__EXERCISE INPUTS__:
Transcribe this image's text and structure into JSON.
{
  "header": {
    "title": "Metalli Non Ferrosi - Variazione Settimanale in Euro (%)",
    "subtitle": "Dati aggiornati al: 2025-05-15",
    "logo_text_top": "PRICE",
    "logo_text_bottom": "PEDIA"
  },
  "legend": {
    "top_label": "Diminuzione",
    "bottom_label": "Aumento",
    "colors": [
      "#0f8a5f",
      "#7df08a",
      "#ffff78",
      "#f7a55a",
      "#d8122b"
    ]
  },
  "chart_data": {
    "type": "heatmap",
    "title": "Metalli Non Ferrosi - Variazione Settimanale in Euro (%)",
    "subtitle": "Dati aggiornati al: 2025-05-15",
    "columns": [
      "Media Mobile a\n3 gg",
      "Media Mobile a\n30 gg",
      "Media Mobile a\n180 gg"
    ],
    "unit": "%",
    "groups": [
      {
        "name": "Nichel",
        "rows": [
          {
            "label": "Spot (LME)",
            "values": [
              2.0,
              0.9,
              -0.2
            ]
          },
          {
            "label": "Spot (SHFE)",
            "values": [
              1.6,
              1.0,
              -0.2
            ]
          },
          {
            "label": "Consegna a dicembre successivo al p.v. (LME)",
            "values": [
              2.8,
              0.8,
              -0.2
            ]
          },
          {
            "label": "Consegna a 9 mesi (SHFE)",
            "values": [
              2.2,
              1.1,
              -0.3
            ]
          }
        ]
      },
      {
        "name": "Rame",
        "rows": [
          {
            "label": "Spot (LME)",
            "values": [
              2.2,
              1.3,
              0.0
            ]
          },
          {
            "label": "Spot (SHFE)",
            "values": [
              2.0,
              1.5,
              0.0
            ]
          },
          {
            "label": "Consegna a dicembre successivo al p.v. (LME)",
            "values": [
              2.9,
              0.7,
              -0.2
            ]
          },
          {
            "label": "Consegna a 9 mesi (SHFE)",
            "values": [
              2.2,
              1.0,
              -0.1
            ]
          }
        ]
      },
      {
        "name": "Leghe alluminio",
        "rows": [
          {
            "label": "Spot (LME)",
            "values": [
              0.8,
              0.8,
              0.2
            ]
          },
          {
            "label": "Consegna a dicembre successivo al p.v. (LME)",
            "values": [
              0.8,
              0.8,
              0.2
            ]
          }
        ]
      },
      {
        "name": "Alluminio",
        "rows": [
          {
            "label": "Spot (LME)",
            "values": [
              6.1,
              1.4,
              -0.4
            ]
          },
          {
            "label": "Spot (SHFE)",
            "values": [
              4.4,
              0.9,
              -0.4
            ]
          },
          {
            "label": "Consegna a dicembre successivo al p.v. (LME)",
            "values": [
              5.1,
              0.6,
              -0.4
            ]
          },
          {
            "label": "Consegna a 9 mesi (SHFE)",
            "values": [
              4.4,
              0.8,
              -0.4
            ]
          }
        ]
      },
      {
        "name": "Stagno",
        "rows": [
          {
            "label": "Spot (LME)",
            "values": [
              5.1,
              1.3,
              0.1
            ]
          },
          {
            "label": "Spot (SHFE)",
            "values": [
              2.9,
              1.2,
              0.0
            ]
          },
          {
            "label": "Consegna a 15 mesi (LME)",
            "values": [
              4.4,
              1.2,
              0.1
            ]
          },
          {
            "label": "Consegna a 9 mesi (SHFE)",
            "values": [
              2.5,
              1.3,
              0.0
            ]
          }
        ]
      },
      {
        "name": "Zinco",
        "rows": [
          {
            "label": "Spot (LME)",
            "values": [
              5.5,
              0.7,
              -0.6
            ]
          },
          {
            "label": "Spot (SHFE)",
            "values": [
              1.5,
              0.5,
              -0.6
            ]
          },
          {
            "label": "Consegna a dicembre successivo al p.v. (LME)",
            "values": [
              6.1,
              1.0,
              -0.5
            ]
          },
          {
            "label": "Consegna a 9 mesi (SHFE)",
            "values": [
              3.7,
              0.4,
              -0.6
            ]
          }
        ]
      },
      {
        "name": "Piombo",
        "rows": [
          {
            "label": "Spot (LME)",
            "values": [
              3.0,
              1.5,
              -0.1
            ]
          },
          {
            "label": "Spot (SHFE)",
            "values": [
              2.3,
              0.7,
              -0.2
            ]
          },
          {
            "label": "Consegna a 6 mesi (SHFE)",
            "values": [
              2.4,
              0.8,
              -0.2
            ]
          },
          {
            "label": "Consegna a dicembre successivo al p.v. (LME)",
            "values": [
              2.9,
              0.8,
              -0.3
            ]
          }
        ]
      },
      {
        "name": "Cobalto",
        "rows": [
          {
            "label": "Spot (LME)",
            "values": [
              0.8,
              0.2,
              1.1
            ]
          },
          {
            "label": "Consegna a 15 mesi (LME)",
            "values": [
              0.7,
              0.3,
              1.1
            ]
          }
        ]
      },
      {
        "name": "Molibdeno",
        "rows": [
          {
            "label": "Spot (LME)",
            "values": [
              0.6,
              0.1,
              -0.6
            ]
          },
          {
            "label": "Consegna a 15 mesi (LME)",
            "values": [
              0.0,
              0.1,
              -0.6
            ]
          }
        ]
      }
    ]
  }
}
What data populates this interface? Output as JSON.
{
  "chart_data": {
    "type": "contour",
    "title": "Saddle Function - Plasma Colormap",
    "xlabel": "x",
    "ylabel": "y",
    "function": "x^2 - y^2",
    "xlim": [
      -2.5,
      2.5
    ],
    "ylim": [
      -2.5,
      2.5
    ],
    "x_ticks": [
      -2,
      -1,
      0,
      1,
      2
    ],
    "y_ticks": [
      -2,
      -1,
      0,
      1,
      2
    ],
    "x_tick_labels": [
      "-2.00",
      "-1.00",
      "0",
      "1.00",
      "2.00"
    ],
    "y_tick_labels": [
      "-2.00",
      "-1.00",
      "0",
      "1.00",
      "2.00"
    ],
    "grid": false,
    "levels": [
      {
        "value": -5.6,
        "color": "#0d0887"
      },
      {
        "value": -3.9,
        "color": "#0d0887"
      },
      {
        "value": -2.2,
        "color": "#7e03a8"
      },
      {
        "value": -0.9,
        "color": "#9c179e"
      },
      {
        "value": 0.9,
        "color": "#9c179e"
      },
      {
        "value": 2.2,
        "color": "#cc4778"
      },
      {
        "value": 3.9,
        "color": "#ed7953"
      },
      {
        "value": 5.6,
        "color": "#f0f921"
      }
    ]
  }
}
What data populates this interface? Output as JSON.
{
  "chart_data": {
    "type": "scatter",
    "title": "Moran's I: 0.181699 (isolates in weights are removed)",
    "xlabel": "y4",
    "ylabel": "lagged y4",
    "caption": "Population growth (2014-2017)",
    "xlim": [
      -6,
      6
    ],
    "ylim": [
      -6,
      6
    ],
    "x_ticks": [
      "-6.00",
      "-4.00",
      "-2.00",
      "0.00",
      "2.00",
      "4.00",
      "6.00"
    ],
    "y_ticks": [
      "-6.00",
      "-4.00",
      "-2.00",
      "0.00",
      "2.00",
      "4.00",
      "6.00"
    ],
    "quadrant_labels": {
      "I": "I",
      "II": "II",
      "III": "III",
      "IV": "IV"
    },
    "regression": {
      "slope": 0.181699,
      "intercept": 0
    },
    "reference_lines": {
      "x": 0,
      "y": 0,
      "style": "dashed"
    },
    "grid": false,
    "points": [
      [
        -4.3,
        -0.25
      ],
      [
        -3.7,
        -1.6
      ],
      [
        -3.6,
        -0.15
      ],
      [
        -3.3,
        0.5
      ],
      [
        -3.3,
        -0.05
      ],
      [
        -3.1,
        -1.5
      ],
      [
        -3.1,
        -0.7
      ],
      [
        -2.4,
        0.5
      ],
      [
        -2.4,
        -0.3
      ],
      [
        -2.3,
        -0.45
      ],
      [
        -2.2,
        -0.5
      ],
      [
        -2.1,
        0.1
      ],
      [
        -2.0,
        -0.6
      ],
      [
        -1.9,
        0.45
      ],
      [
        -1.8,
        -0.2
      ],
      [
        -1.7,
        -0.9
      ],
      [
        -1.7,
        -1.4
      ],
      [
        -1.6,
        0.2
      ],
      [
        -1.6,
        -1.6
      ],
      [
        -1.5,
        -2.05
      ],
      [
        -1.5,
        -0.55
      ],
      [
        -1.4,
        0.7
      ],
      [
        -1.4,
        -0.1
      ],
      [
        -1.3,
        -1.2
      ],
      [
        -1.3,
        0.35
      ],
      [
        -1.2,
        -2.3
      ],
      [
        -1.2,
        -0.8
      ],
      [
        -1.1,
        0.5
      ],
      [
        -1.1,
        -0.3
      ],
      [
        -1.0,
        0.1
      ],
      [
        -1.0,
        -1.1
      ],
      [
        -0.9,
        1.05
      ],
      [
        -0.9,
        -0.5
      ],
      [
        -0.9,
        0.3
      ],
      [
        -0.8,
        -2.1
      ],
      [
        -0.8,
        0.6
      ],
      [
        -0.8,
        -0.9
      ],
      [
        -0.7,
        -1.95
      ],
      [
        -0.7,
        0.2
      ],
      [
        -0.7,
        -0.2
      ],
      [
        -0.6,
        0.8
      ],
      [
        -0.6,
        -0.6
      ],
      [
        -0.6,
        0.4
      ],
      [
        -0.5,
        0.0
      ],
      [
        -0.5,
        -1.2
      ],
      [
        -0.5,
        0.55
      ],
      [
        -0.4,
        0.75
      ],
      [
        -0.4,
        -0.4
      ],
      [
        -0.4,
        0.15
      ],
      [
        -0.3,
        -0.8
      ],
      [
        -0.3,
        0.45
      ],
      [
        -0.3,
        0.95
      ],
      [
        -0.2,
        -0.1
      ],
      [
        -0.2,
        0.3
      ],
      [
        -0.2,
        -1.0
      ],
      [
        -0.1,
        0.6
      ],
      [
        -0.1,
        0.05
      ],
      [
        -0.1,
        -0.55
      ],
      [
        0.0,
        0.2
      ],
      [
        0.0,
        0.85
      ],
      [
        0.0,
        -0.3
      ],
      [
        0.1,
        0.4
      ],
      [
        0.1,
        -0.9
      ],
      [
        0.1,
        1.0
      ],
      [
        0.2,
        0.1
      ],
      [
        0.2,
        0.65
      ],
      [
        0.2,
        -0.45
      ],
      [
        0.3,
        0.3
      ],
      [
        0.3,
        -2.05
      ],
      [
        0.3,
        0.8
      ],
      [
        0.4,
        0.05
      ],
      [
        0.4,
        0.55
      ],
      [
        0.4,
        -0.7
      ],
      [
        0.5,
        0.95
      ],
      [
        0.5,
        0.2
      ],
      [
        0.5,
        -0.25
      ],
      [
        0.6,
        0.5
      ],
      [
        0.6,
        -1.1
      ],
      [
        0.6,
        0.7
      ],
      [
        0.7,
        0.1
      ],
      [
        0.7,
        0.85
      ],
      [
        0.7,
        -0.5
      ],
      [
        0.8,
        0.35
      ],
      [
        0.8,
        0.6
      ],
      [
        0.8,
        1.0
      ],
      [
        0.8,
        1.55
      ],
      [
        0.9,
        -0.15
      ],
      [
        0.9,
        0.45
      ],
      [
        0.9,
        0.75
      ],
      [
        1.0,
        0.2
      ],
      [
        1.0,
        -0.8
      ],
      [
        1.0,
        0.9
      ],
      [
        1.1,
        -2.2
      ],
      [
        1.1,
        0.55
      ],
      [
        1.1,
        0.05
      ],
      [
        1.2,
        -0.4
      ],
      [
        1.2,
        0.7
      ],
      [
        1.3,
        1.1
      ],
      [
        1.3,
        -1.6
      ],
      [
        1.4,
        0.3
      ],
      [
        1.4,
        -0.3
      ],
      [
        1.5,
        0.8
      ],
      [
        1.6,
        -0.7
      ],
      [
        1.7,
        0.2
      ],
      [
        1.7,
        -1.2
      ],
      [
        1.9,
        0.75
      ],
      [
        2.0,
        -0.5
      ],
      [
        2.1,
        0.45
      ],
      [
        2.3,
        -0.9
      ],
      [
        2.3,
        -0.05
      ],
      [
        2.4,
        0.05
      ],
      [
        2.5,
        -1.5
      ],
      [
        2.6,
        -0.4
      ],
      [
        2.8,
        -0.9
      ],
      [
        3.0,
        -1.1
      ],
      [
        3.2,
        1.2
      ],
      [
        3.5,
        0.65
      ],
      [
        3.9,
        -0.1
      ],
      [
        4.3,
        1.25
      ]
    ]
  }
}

__DO THIS__:
Only a number is wanted: how many lines contain the word "Media"?

__SOLUTION FOR THIS PROBLEM__:
3